YOUR GOAL: Reproduce the material in full, unchanged.

STORED RECORDS:
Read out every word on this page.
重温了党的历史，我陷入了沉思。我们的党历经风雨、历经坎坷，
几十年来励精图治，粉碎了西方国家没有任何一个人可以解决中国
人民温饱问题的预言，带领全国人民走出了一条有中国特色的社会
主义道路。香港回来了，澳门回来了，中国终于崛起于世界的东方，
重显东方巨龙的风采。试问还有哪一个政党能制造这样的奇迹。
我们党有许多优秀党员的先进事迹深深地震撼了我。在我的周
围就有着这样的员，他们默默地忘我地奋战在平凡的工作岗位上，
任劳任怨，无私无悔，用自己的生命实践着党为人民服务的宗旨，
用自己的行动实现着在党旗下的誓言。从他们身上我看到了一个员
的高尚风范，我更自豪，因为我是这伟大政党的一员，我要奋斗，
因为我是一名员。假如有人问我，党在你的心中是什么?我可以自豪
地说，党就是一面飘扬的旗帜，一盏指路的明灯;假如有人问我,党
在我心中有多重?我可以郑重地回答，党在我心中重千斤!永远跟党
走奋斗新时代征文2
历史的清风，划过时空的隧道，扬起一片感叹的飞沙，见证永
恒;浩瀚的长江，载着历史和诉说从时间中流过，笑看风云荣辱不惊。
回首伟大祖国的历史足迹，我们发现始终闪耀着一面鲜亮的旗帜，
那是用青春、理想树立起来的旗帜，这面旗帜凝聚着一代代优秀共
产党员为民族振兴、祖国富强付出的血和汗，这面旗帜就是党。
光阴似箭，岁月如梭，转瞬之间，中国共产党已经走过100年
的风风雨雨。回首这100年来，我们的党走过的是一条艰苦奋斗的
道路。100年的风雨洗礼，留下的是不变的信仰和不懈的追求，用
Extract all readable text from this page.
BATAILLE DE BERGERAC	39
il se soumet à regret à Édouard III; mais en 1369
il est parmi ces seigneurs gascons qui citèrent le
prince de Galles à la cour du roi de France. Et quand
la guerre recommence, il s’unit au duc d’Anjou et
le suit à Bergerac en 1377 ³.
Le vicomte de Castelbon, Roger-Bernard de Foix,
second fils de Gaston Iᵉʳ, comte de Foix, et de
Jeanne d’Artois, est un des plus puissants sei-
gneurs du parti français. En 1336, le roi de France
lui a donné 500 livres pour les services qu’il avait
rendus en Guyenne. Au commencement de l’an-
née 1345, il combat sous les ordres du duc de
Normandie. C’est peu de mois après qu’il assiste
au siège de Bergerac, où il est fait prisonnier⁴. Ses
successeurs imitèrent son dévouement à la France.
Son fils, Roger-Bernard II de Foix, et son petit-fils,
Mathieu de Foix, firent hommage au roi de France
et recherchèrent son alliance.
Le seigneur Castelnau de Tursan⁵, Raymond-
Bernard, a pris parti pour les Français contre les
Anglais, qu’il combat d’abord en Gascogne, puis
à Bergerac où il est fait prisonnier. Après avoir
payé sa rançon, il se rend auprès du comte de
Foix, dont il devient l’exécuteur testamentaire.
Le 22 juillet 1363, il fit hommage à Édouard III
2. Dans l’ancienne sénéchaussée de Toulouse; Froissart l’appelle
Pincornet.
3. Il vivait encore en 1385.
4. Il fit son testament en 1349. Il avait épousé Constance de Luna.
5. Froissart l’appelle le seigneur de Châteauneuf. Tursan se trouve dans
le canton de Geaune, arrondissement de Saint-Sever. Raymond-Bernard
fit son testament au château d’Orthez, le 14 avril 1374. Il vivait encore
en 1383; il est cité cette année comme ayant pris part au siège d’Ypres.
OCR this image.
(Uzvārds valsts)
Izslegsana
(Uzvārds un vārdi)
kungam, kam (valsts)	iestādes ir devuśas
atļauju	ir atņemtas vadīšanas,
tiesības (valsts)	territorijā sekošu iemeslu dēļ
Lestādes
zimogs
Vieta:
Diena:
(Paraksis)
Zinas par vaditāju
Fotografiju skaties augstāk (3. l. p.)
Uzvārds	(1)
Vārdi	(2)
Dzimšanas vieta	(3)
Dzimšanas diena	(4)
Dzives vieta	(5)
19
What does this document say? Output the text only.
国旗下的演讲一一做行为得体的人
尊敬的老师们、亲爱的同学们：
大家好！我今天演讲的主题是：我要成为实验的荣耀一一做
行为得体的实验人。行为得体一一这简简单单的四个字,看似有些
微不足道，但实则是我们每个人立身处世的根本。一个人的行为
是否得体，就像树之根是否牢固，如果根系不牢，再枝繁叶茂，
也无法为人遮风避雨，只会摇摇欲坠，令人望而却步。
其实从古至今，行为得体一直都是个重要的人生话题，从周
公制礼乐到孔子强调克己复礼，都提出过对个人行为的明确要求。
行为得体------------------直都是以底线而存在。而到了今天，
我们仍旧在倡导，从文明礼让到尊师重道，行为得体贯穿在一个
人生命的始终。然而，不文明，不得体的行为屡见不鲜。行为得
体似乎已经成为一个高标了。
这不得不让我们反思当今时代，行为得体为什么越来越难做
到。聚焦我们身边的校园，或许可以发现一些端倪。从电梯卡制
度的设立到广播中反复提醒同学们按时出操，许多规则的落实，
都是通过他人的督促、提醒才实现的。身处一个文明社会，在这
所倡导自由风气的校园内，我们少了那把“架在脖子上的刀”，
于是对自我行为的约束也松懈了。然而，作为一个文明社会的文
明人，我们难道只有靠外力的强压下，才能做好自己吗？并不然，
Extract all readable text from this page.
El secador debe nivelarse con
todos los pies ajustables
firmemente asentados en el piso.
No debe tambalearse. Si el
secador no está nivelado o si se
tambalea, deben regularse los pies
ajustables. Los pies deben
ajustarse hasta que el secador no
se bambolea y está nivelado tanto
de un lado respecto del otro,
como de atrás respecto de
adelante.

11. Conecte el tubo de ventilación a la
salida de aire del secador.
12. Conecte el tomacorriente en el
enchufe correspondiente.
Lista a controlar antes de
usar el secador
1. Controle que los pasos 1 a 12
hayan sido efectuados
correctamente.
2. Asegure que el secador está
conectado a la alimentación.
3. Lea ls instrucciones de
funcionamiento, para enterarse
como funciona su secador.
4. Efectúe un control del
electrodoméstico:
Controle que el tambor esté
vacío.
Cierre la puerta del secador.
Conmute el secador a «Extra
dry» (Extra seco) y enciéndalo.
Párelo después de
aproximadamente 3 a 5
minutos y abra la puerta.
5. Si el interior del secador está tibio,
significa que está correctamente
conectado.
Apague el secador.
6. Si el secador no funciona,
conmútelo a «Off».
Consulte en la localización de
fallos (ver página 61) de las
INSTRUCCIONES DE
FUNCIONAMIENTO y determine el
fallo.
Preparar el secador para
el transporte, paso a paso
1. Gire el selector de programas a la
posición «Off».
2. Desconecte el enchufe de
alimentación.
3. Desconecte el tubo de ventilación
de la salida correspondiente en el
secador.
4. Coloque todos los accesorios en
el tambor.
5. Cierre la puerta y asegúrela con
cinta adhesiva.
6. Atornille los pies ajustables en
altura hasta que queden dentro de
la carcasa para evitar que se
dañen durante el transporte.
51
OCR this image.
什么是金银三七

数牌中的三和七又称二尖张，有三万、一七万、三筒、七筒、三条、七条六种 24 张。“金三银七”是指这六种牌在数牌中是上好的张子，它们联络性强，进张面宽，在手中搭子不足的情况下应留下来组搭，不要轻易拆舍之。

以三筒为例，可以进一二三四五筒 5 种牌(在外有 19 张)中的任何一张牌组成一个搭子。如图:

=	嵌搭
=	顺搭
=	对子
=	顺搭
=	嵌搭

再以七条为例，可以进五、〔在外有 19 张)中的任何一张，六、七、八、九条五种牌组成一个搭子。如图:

COMPLETED EXERCISE:
Read out every word on this page.
重温了党的历史，我陷入了沉思。我们的党历经风雨、历经坎坷，
几十年来励精图治，粉碎了西方国家没有任何一个人可以解决中国
人民温饱问题的预言，带领全国人民走出了一条有中国特色的社会
主义道路。香港回来了，澳门回来了，中国终于崛起于世界的东方，
重显东方巨龙的风采。试问还有哪一个政党能制造这样的奇迹。
我们党有许多优秀党员的先进事迹深深地震撼了我。在我的周
围就有着这样的员，他们默默地忘我地奋战在平凡的工作岗位上，
任劳任怨，无私无悔，用自己的生命实践着党为人民服务的宗旨，
用自己的行动实现着在党旗下的誓言。从他们身上我看到了一个员
的高尚风范，我更自豪，因为我是这伟大政党的一员，我要奋斗，
因为我是一名员。假如有人问我，党在你的心中是什么?我可以自豪
地说，党就是一面飘扬的旗帜，一盏指路的明灯;假如有人问我,党
在我心中有多重?我可以郑重地回答，党在我心中重千斤!永远跟党
走奋斗新时代征文2
历史的清风，划过时空的隧道，扬起一片感叹的飞沙，见证永
恒;浩瀚的长江，载着历史和诉说从时间中流过，笑看风云荣辱不惊。
回首伟大祖国的历史足迹，我们发现始终闪耀着一面鲜亮的旗帜，
那是用青春、理想树立起来的旗帜，这面旗帜凝聚着一代代优秀共
产党员为民族振兴、祖国富强付出的血和汗，这面旗帜就是党。
光阴似箭，岁月如梭，转瞬之间，中国共产党已经走过100年
的风风雨雨。回首这100年来，我们的党走过的是一条艰苦奋斗的
道路。100年的风雨洗礼，留下的是不变的信仰和不懈的追求，用
Extract all readable text from this page.
BATAILLE DE BERGERAC	39
il se soumet à regret à Édouard III; mais en 1369
il est parmi ces seigneurs gascons qui citèrent le
prince de Galles à la cour du roi de France. Et quand
la guerre recommence, il s’unit au duc d’Anjou et
le suit à Bergerac en 1377 ³.
Le vicomte de Castelbon, Roger-Bernard de Foix,
second fils de Gaston Iᵉʳ, comte de Foix, et de
Jeanne d’Artois, est un des plus puissants sei-
gneurs du parti français. En 1336, le roi de France
lui a donné 500 livres pour les services qu’il avait
rendus en Guyenne. Au commencement de l’an-
née 1345, il combat sous les ordres du duc de
Normandie. C’est peu de mois après qu’il assiste
au siège de Bergerac, où il est fait prisonnier⁴. Ses
successeurs imitèrent son dévouement à la France.
Son fils, Roger-Bernard II de Foix, et son petit-fils,
Mathieu de Foix, firent hommage au roi de France
et recherchèrent son alliance.
Le seigneur Castelnau de Tursan⁵, Raymond-
Bernard, a pris parti pour les Français contre les
Anglais, qu’il combat d’abord en Gascogne, puis
à Bergerac où il est fait prisonnier. Après avoir
payé sa rançon, il se rend auprès du comte de
Foix, dont il devient l’exécuteur testamentaire.
Le 22 juillet 1363, il fit hommage à Édouard III
2. Dans l’ancienne sénéchaussée de Toulouse; Froissart l’appelle
Pincornet.
3. Il vivait encore en 1385.
4. Il fit son testament en 1349. Il avait épousé Constance de Luna.
5. Froissart l’appelle le seigneur de Châteauneuf. Tursan se trouve dans
le canton de Geaune, arrondissement de Saint-Sever. Raymond-Bernard
fit son testament au château d’Orthez, le 14 avril 1374. Il vivait encore
en 1383; il est cité cette année comme ayant pris part au siège d’Ypres.
OCR this image.
(Uzvārds valsts)
Izslegsana
(Uzvārds un vārdi)
kungam, kam (valsts)	iestādes ir devuśas
atļauju	ir atņemtas vadīšanas,
tiesības (valsts)	territorijā sekošu iemeslu dēļ
Lestādes
zimogs
Vieta:
Diena:
(Paraksis)
Zinas par vaditāju
Fotografiju skaties augstāk (3. l. p.)
Uzvārds	(1)
Vārdi	(2)
Dzimšanas vieta	(3)
Dzimšanas diena	(4)
Dzives vieta	(5)
19
What does this document say? Output the text only.
国旗下的演讲一一做行为得体的人
尊敬的老师们、亲爱的同学们：
大家好！我今天演讲的主题是：我要成为实验的荣耀一一做
行为得体的实验人。行为得体一一这简简单单的四个字,看似有些
微不足道，但实则是我们每个人立身处世的根本。一个人的行为
是否得体，就像树之根是否牢固，如果根系不牢，再枝繁叶茂，
也无法为人遮风避雨，只会摇摇欲坠，令人望而却步。
其实从古至今，行为得体一直都是个重要的人生话题，从周
公制礼乐到孔子强调克己复礼，都提出过对个人行为的明确要求。
行为得体------------------直都是以底线而存在。而到了今天，
我们仍旧在倡导，从文明礼让到尊师重道，行为得体贯穿在一个
人生命的始终。然而，不文明，不得体的行为屡见不鲜。行为得
体似乎已经成为一个高标了。
这不得不让我们反思当今时代，行为得体为什么越来越难做
到。聚焦我们身边的校园，或许可以发现一些端倪。从电梯卡制
度的设立到广播中反复提醒同学们按时出操，许多规则的落实，
都是通过他人的督促、提醒才实现的。身处一个文明社会，在这
所倡导自由风气的校园内，我们少了那把“架在脖子上的刀”，
于是对自我行为的约束也松懈了。然而，作为一个文明社会的文
明人，我们难道只有靠外力的强压下，才能做好自己吗？并不然，
Extract all readable text from this page.
El secador debe nivelarse con
todos los pies ajustables
firmemente asentados en el piso.
No debe tambalearse. Si el
secador no está nivelado o si se
tambalea, deben regularse los pies
ajustables. Los pies deben
ajustarse hasta que el secador no
se bambolea y está nivelado tanto
de un lado respecto del otro,
como de atrás respecto de
adelante.

11. Conecte el tubo de ventilación a la
salida de aire del secador.
12. Conecte el tomacorriente en el
enchufe correspondiente.
Lista a controlar antes de
usar el secador
1. Controle que los pasos 1 a 12
hayan sido efectuados
correctamente.
2. Asegure que el secador está
conectado a la alimentación.
3. Lea ls instrucciones de
funcionamiento, para enterarse
como funciona su secador.
4. Efectúe un control del
electrodoméstico:
Controle que el tambor esté
vacío.
Cierre la puerta del secador.
Conmute el secador a «Extra
dry» (Extra seco) y enciéndalo.
Párelo después de
aproximadamente 3 a 5
minutos y abra la puerta.
5. Si el interior del secador está tibio,
significa que está correctamente
conectado.
Apague el secador.
6. Si el secador no funciona,
conmútelo a «Off».
Consulte en la localización de
fallos (ver página 61) de las
INSTRUCCIONES DE
FUNCIONAMIENTO y determine el
fallo.
Preparar el secador para
el transporte, paso a paso
1. Gire el selector de programas a la
posición «Off».
2. Desconecte el enchufe de
alimentación.
3. Desconecte el tubo de ventilación
de la salida correspondiente en el
secador.
4. Coloque todos los accesorios en
el tambor.
5. Cierre la puerta y asegúrela con
cinta adhesiva.
6. Atornille los pies ajustables en
altura hasta que queden dentro de
la carcasa para evitar que se
dañen durante el transporte.
51
OCR this image.
什么是金银三七

数牌中的三和七又称二尖张，有三万、一七万、三筒、七筒、三条、七条六种 24 张。“金三银七”是指这六种牌在数牌中是上好的张子，它们联络性强，进张面宽，在手中搭子不足的情况下应留下来组搭，不要轻易拆舍之。

以三筒为例，可以进一二三四五筒 5 种牌(在外有 19 张)中的任何一张牌组成一个搭子。如图:

=	嵌搭
=	顺搭
=	对子
=	顺搭
=	嵌搭

再以七条为例，可以进五、〔在外有 19 张)中的任何一张，六、七、八、九条五种牌组成一个搭子。如图:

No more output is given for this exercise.